"""

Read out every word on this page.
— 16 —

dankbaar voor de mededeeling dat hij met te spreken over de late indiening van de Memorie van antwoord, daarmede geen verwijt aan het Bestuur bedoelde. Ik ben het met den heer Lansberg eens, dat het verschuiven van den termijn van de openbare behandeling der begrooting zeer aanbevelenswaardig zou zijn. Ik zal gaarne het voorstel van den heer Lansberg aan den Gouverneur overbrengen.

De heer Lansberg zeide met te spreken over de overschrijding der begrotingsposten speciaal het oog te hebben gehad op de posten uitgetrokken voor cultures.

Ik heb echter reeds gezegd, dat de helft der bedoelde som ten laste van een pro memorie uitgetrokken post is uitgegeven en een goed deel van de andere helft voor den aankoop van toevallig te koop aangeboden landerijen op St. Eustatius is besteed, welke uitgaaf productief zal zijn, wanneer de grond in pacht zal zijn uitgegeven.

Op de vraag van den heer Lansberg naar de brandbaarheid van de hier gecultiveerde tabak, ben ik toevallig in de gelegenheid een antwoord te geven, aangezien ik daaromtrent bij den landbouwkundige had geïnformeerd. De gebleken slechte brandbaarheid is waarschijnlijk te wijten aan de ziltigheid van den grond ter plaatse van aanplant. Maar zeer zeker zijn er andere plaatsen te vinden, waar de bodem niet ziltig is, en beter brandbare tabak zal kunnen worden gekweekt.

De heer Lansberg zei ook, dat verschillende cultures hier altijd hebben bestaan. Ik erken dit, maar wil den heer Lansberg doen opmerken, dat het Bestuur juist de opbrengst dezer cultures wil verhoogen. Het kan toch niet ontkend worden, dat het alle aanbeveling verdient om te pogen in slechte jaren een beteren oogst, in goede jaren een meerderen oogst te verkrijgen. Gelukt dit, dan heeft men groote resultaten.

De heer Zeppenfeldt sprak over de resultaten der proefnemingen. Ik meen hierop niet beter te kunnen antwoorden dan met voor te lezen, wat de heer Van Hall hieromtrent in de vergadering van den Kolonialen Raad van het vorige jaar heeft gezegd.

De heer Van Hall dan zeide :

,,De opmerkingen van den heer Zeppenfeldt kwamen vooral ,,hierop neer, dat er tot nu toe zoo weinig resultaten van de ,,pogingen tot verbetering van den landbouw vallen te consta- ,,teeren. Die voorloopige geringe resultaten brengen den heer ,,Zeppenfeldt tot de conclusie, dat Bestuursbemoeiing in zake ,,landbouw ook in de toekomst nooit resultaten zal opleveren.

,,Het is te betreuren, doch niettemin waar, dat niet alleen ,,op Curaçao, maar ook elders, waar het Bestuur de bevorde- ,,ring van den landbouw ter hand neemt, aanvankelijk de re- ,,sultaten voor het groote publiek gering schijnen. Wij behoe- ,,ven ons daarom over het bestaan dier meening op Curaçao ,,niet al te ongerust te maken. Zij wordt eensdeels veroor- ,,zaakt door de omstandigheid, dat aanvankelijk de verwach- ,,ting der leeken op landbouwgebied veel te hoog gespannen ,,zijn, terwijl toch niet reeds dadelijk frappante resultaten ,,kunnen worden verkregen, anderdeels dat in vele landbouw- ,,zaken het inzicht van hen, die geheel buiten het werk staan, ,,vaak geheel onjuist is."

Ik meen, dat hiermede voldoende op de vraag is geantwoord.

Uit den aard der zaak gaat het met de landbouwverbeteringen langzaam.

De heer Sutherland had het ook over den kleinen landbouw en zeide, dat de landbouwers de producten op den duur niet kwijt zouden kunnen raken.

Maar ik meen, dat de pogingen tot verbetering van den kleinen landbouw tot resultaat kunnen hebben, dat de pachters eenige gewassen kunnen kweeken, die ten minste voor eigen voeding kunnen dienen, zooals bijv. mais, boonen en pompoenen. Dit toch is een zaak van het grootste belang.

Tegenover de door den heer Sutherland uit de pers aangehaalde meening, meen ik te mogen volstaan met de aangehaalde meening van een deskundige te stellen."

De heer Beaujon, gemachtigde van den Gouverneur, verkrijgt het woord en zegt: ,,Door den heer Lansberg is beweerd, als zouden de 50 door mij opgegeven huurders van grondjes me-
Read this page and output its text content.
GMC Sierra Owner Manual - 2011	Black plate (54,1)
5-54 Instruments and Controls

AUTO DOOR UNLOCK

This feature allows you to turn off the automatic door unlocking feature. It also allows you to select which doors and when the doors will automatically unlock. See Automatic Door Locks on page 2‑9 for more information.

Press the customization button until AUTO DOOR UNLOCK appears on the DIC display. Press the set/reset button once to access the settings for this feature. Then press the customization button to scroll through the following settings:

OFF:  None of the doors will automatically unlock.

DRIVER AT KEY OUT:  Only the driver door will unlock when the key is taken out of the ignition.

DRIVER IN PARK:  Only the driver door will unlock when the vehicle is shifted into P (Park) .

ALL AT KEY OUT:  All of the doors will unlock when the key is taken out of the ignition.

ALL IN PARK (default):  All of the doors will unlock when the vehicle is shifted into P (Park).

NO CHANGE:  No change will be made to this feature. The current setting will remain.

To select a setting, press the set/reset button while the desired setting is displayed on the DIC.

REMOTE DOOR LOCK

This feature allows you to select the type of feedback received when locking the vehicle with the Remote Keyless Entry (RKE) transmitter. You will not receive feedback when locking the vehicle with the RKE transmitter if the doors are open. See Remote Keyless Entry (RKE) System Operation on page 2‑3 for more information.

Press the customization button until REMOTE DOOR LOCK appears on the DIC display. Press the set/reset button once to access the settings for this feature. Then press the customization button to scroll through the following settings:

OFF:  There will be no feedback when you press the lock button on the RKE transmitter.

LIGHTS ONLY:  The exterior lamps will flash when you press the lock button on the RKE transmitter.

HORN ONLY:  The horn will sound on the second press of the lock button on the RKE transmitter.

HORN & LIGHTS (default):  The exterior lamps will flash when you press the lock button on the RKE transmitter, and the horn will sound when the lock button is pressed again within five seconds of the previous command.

"""

_Directions for this task_. Copy out all of the data exactly, leaving nothing out.

_Answer for this exercise_.
Read out every word on this page.
— 16 —

dankbaar voor de mededeeling dat hij met te spreken over de late indiening van de Memorie van antwoord, daarmede geen verwijt aan het Bestuur bedoelde. Ik ben het met den heer Lansberg eens, dat het verschuiven van den termijn van de openbare behandeling der begrooting zeer aanbevelenswaardig zou zijn. Ik zal gaarne het voorstel van den heer Lansberg aan den Gouverneur overbrengen.

De heer Lansberg zeide met te spreken over de overschrijding der begrotingsposten speciaal het oog te hebben gehad op de posten uitgetrokken voor cultures.

Ik heb echter reeds gezegd, dat de helft der bedoelde som ten laste van een pro memorie uitgetrokken post is uitgegeven en een goed deel van de andere helft voor den aankoop van toevallig te koop aangeboden landerijen op St. Eustatius is besteed, welke uitgaaf productief zal zijn, wanneer de grond in pacht zal zijn uitgegeven.

Op de vraag van den heer Lansberg naar de brandbaarheid van de hier gecultiveerde tabak, ben ik toevallig in de gelegenheid een antwoord te geven, aangezien ik daaromtrent bij den landbouwkundige had geïnformeerd. De gebleken slechte brandbaarheid is waarschijnlijk te wijten aan de ziltigheid van den grond ter plaatse van aanplant. Maar zeer zeker zijn er andere plaatsen te vinden, waar de bodem niet ziltig is, en beter brandbare tabak zal kunnen worden gekweekt.

De heer Lansberg zei ook, dat verschillende cultures hier altijd hebben bestaan. Ik erken dit, maar wil den heer Lansberg doen opmerken, dat het Bestuur juist de opbrengst dezer cultures wil verhoogen. Het kan toch niet ontkend worden, dat het alle aanbeveling verdient om te pogen in slechte jaren een beteren oogst, in goede jaren een meerderen oogst te verkrijgen. Gelukt dit, dan heeft men groote resultaten.

De heer Zeppenfeldt sprak over de resultaten der proefnemingen. Ik meen hierop niet beter te kunnen antwoorden dan met voor te lezen, wat de heer Van Hall hieromtrent in de vergadering van den Kolonialen Raad van het vorige jaar heeft gezegd.

De heer Van Hall dan zeide :

,,De opmerkingen van den heer Zeppenfeldt kwamen vooral ,,hierop neer, dat er tot nu toe zoo weinig resultaten van de ,,pogingen tot verbetering van den landbouw vallen te consta- ,,teeren. Die voorloopige geringe resultaten brengen den heer ,,Zeppenfeldt tot de conclusie, dat Bestuursbemoeiing in zake ,,landbouw ook in de toekomst nooit resultaten zal opleveren.

,,Het is te betreuren, doch niettemin waar, dat niet alleen ,,op Curaçao, maar ook elders, waar het Bestuur de bevorde- ,,ring van den landbouw ter hand neemt, aanvankelijk de re- ,,sultaten voor het groote publiek gering schijnen. Wij behoe- ,,ven ons daarom over het bestaan dier meening op Curaçao ,,niet al te ongerust te maken. Zij wordt eensdeels veroor- ,,zaakt door de omstandigheid, dat aanvankelijk de verwach- ,,ting der leeken op landbouwgebied veel te hoog gespannen ,,zijn, terwijl toch niet reeds dadelijk frappante resultaten ,,kunnen worden verkregen, anderdeels dat in vele landbouw- ,,zaken het inzicht van hen, die geheel buiten het werk staan, ,,vaak geheel onjuist is."

Ik meen, dat hiermede voldoende op de vraag is geantwoord.

Uit den aard der zaak gaat het met de landbouwverbeteringen langzaam.

De heer Sutherland had het ook over den kleinen landbouw en zeide, dat de landbouwers de producten op den duur niet kwijt zouden kunnen raken.

Maar ik meen, dat de pogingen tot verbetering van den kleinen landbouw tot resultaat kunnen hebben, dat de pachters eenige gewassen kunnen kweeken, die ten minste voor eigen voeding kunnen dienen, zooals bijv. mais, boonen en pompoenen. Dit toch is een zaak van het grootste belang.

Tegenover de door den heer Sutherland uit de pers aangehaalde meening, meen ik te mogen volstaan met de aangehaalde meening van een deskundige te stellen."

De heer Beaujon, gemachtigde van den Gouverneur, verkrijgt het woord en zegt: ,,Door den heer Lansberg is beweerd, als zouden de 50 door mij opgegeven huurders van grondjes me-
Read this page and output its text content.
GMC Sierra Owner Manual - 2011	Black plate (54,1)
5-54 Instruments and Controls

AUTO DOOR UNLOCK

This feature allows you to turn off the automatic door unlocking feature. It also allows you to select which doors and when the doors will automatically unlock. See Automatic Door Locks on page 2‑9 for more information.

Press the customization button until AUTO DOOR UNLOCK appears on the DIC display. Press the set/reset button once to access the settings for this feature. Then press the customization button to scroll through the following settings:

OFF:  None of the doors will automatically unlock.

DRIVER AT KEY OUT:  Only the driver door will unlock when the key is taken out of the ignition.

DRIVER IN PARK:  Only the driver door will unlock when the vehicle is shifted into P (Park) .

ALL AT KEY OUT:  All of the doors will unlock when the key is taken out of the ignition.

ALL IN PARK (default):  All of the doors will unlock when the vehicle is shifted into P (Park).

NO CHANGE:  No change will be made to this feature. The current setting will remain.

To select a setting, press the set/reset button while the desired setting is displayed on the DIC.

REMOTE DOOR LOCK

This feature allows you to select the type of feedback received when locking the vehicle with the Remote Keyless Entry (RKE) transmitter. You will not receive feedback when locking the vehicle with the RKE transmitter if the doors are open. See Remote Keyless Entry (RKE) System Operation on page 2‑3 for more information.

Press the customization button until REMOTE DOOR LOCK appears on the DIC display. Press the set/reset button once to access the settings for this feature. Then press the customization button to scroll through the following settings:

OFF:  There will be no feedback when you press the lock button on the RKE transmitter.

LIGHTS ONLY:  The exterior lamps will flash when you press the lock button on the RKE transmitter.

HORN ONLY:  The horn will sound on the second press of the lock button on the RKE transmitter.

HORN & LIGHTS (default):  The exterior lamps will flash when you press the lock button on the RKE transmitter, and the horn will sound when the lock button is pressed again within five seconds of the previous command.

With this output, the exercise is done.